▸ WHAT IS EXPECTED: Copy the post about Irshad Manji below word for word, from its date line to its final sentence.

----- PASSAGE

Nov 01, 2006
Geez, bloody Etisalat. I can access it from a DIC area.
Here is some info about Irshad Manji from her website:
The New York Times has dubbed Irshad Manji “Osama Bin Laden’s worst nightmare.” She takes that as a compliment.
Irshad is the best-selling author of The Trouble with Islam Today: A Muslim’s Call for Reform in Her Faith. It has been published internationally, including in Pakistan, Turkey, India and Lebanon. In those countries that have banned The Trouble with Islam Today, she is reaching readers by posting free translations in Arabic, Urdu, and Persian on this website.
She also travels the globe to lecture about the liberal reformation of Islam. Her audiences include Amnesty International, the Royal Canadian Mounted Police, the United Nations Press Corps, the Democratic Muslims of Denmark, the National Committee on American Foreign Policy, the International Women’s Forum, the Swedish Defense Research Agency, the Pentagon, the Jean Jacques Rousseau Institute, and universities from Cambridge to Notre Dame.
Currently, Irshad is a Senior Fellow with the European Foundation for Democracy. She writes columns that are distributed worldwide by the New York Times Syndicate. She is also making a feature film about Islam. Among the ideas it will showcase is “ijtihad,” Islam’s lost tradition of independent thinking.
As a social entrepreneur, Irshad has launched Project Ijtihad, an initiative to develop the world’s first leadership network for reform-minded Muslims. In that capacity, she was recently named a Young Global Leader by the World Economic Forum.

----------
----- GIVEN INFORMATION

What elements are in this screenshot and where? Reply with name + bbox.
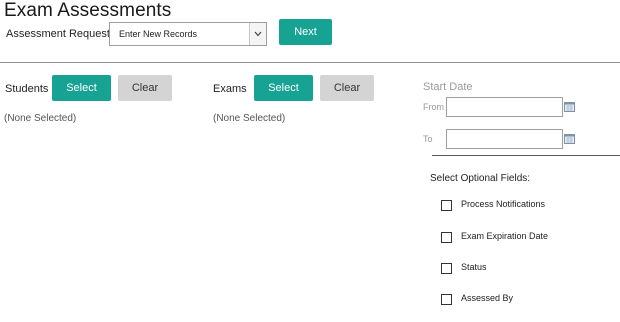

----------

▸ EXERCISE ANSWER:
Nov 01, 2006
Geez, bloody Etisalat. I can access it from a DIC area.
Here is some info about Irshad Manji from her website:
The New York Times has dubbed Irshad Manji “Osama Bin Laden’s worst nightmare.” She takes that as a compliment.
Irshad is the best-selling author of The Trouble with Islam Today: A Muslim’s Call for Reform in Her Faith. It has been published internationally, including in Pakistan, Turkey, India and Lebanon. In those countries that have banned The Trouble with Islam Today, she is reaching readers by posting free translations in Arabic, Urdu, and Persian on this website.
She also travels the globe to lecture about the liberal reformation of Islam. Her audiences include Amnesty International, the Royal Canadian Mounted Police, the United Nations Press Corps, the Democratic Muslims of Denmark, the National Committee on American Foreign Policy, the International Women’s Forum, the Swedish Defense Research Agency, the Pentagon, the Jean Jacques Rousseau Institute, and universities from Cambridge to Notre Dame.
Currently, Irshad is a Senior Fellow with the European Foundation for Democracy. She writes columns that are distributed worldwide by the New York Times Syndicate. She is also making a feature film about Islam. Among the ideas it will showcase is “ijtihad,” Islam’s lost tradition of independent thinking.
As a social entrepreneur, Irshad has launched Project Ijtihad, an initiative to develop the world’s first leadership network for reform-minded Muslims. In that capacity, she was recently named a Young Global Leader by the World Economic Forum.